Selection>
— Begin —

Integral of z^n on a closed contour

[futurebird]

I'm trying to show that
\int_{c}z^{n}dz= \left\{\frac{0, n\neq-1}{2\pi i, n=-1}\right

I did a change of variables with z=e^{i\theta} and dz=ire^{i\theta}d\theta:

=i\int^{2\pi}_{0}r^{n+1}e^{i(n+1)\theta}d\theta

=ir^{n+1}\int^{2\pi}_{0}e^{i(n+1)\theta}d\theta Moving the constant out.

=-(n+1)r^{n+1}\int^{2\pi}_{0}\frac{e^{i(n+1)\theta}d\theta}{i(n+1)} Getting ready to integrate.

=-r^{n+1}(n+1)\left[e^{i(n+1)\theta}\right]^{2\pi}_{0}

=-r^{n+1}(n+1)?

This is nothing like the answer... where am I going wrong?

 

[Hurkyl]

Firstly, your work is only valid when n + 1 is nonzero.

Secondly, your ultimate step doesn't follow from your penultimate step.

Thirdly, you computed the antiderivative wrong when going from your antepenultimate step to your penultimate step.

 

[futurebird]

Firstly, your work is only valid when n + 1 is nonzero.

Secondly, your ultimate step doesn't follow from your penultimate step.

Thirdly, you computed the antiderivative wrong when going from your antepenultimate step to your penultimate step.

Okay thanks.

— End —

[Layout coordinate data]
— Begin —

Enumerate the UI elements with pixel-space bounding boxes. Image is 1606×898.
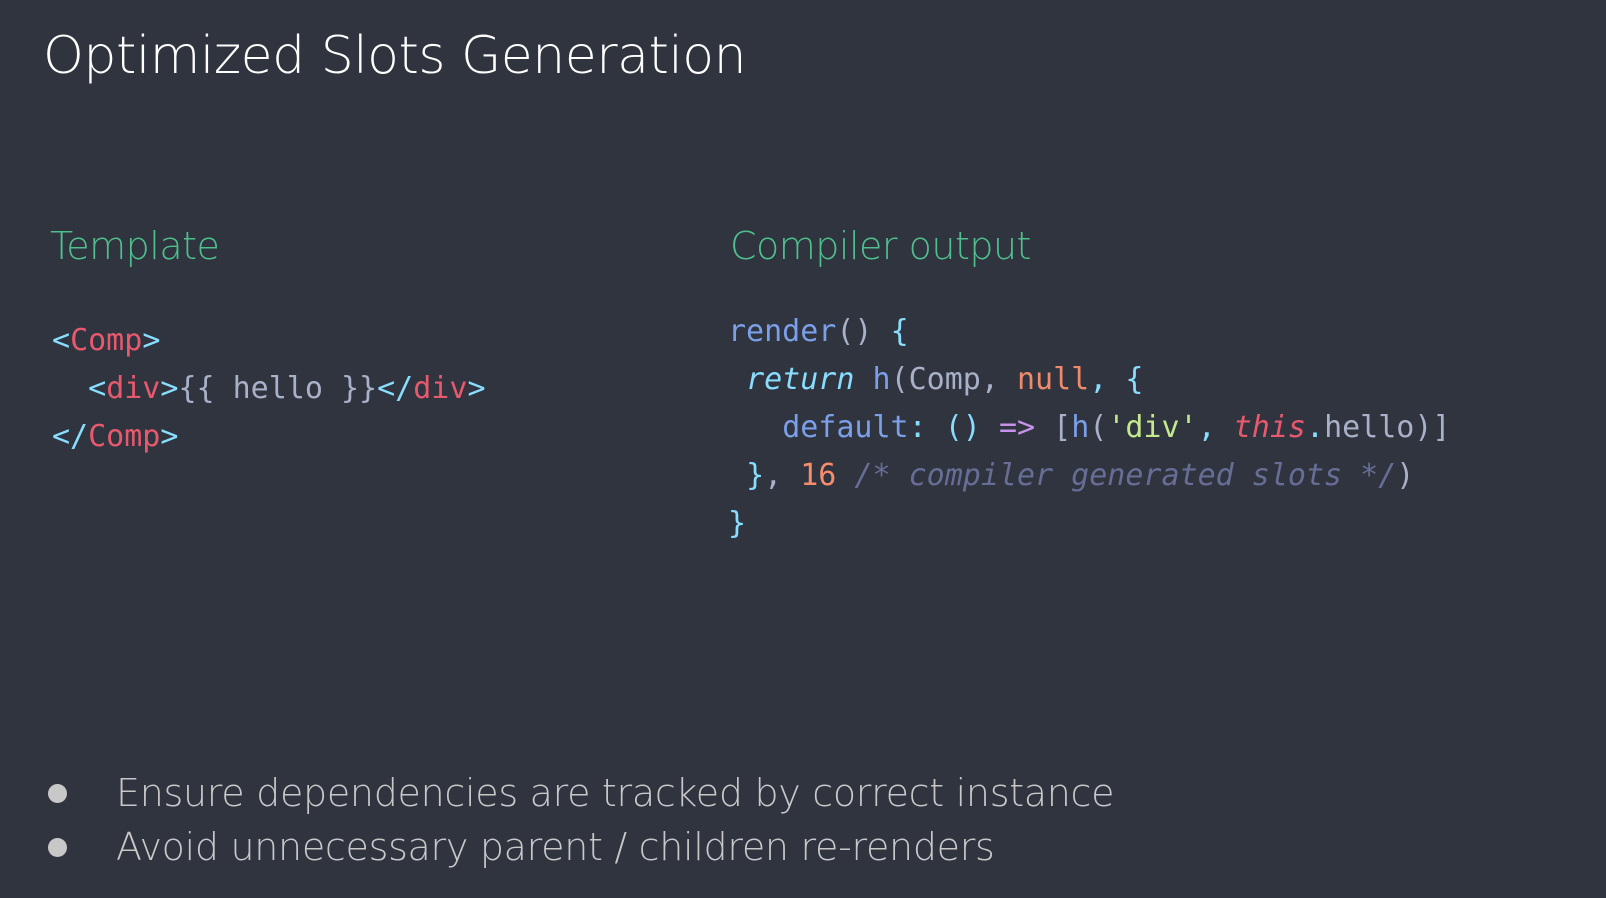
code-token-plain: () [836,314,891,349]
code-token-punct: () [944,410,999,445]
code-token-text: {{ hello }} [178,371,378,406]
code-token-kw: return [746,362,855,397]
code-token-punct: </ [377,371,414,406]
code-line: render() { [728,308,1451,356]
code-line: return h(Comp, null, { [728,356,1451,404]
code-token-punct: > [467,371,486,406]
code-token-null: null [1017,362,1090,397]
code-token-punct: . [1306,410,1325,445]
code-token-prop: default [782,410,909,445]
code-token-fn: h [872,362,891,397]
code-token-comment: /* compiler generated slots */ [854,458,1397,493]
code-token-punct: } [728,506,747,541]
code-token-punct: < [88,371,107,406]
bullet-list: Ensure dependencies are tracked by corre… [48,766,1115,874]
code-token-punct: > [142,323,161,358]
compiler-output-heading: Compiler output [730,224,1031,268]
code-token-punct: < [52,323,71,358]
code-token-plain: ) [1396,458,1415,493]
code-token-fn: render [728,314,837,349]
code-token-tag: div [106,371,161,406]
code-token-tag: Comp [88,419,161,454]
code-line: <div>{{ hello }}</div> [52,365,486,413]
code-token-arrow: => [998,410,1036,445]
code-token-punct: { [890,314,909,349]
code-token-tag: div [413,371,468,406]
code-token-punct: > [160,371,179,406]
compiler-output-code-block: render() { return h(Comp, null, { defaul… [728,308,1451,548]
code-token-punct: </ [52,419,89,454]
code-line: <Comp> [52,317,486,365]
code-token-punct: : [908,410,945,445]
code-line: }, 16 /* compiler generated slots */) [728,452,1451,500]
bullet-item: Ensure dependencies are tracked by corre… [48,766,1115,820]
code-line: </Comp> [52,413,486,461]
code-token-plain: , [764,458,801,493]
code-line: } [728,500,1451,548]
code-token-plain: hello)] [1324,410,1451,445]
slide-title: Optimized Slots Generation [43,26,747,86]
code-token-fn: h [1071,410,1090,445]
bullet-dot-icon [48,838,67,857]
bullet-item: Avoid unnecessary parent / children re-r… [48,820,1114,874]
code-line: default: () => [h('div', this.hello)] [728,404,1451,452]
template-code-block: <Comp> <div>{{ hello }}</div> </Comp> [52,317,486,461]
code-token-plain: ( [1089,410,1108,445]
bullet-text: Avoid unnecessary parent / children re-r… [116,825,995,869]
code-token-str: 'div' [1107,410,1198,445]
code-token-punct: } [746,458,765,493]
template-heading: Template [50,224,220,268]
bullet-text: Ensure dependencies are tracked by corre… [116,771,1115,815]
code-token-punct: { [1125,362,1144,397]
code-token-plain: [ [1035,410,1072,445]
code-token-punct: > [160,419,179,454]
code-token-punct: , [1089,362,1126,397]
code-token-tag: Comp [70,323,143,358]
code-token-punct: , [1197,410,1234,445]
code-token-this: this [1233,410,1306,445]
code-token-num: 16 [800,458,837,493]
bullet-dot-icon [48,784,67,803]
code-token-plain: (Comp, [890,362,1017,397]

— End —
— Begin —

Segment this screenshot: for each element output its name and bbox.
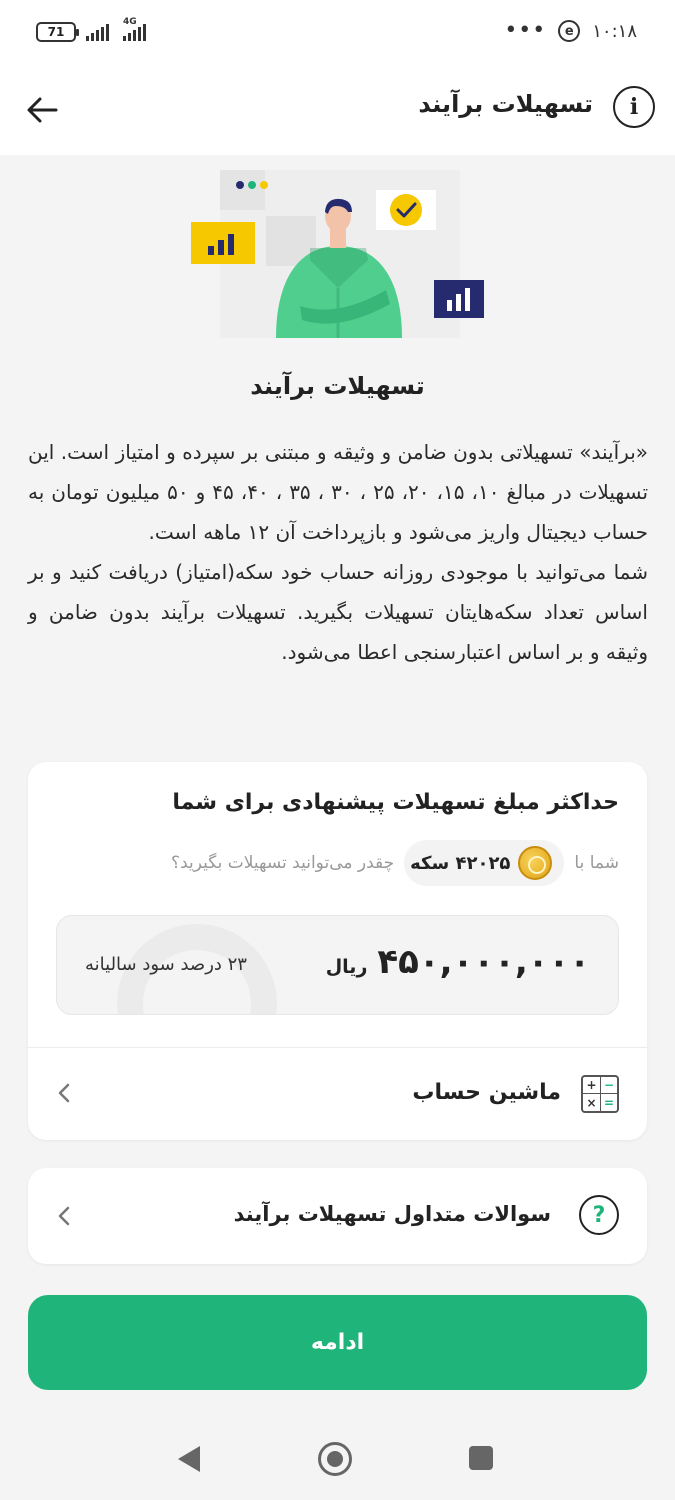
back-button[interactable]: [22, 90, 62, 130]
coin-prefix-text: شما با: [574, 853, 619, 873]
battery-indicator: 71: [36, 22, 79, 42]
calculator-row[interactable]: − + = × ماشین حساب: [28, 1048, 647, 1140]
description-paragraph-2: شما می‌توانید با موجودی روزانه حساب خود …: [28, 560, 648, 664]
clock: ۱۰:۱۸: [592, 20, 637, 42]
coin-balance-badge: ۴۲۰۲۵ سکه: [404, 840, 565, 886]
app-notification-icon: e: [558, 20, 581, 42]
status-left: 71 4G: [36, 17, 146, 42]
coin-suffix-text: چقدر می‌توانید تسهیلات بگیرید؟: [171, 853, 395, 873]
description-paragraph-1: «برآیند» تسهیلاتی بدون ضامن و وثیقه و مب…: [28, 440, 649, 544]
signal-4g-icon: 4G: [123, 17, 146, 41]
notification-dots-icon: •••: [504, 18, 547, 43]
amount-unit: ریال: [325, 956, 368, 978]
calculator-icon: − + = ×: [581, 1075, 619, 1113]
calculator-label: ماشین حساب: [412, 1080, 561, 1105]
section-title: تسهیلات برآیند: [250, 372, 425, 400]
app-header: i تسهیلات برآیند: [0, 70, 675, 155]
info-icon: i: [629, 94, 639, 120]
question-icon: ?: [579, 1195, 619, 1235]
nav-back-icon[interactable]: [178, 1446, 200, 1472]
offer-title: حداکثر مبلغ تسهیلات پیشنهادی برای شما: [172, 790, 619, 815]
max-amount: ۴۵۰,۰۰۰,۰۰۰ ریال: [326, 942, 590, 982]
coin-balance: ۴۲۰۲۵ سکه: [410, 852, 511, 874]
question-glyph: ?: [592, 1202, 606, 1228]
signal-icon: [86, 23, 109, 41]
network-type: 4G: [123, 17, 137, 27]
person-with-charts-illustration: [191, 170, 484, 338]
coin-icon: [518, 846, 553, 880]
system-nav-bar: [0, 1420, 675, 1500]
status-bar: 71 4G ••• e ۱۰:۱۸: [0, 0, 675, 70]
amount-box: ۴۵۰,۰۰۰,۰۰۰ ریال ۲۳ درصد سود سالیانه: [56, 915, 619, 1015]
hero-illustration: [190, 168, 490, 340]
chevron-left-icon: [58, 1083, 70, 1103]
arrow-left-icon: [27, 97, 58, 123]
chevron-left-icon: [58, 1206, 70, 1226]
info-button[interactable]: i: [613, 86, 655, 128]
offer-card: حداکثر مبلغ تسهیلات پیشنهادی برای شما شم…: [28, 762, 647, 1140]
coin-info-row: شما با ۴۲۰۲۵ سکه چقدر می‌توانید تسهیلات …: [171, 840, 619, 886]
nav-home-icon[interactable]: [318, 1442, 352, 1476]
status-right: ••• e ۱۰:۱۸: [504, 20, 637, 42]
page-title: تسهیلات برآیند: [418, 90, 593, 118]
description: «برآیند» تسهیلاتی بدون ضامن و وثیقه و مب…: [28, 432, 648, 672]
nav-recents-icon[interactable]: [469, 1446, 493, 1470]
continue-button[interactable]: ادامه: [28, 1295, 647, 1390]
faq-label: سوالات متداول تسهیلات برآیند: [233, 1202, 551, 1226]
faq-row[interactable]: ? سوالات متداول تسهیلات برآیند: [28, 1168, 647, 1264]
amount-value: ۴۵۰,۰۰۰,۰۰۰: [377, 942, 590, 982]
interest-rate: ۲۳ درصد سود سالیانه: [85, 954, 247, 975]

— End —
— Begin —

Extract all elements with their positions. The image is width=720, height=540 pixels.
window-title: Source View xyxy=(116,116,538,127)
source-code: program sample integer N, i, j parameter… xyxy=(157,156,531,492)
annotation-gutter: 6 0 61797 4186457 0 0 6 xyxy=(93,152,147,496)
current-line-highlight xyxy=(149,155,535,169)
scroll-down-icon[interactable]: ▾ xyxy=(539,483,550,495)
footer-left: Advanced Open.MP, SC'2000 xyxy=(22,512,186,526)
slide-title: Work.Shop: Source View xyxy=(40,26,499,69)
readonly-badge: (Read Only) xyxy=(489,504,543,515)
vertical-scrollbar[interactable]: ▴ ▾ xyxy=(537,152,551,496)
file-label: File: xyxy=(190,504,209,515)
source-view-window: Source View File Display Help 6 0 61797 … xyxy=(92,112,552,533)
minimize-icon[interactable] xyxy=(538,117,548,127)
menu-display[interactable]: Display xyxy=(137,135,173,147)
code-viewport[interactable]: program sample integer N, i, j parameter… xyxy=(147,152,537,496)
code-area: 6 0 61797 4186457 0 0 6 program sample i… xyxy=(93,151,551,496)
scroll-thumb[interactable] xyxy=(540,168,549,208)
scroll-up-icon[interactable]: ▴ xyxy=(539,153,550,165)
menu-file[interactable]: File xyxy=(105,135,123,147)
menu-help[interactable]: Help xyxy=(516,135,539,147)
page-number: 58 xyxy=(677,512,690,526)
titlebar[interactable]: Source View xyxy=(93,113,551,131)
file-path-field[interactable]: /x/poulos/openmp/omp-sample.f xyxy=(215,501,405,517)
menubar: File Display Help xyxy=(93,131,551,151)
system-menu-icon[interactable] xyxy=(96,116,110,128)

— End —

Exercise prompt>
Can you reproduce the thread on the integral of z^n word for word, starting at "I did a change" and ending at "ready to integrate."?

Worked solution>
I did a change of variables with z=e^{i\theta} and dz=ire^{i\theta}d\theta:

=i\int^{2\pi}_{0}r^{n+1}e^{i(n+1)\theta}d\theta

=ir^{n+1}\int^{2\pi}_{0}e^{i(n+1)\theta}d\theta Moving the constant out.

=-(n+1)r^{n+1}\int^{2\pi}_{0}\frac{e^{i(n+1)\theta}d\theta}{i(n+1)} Getting ready to integrate.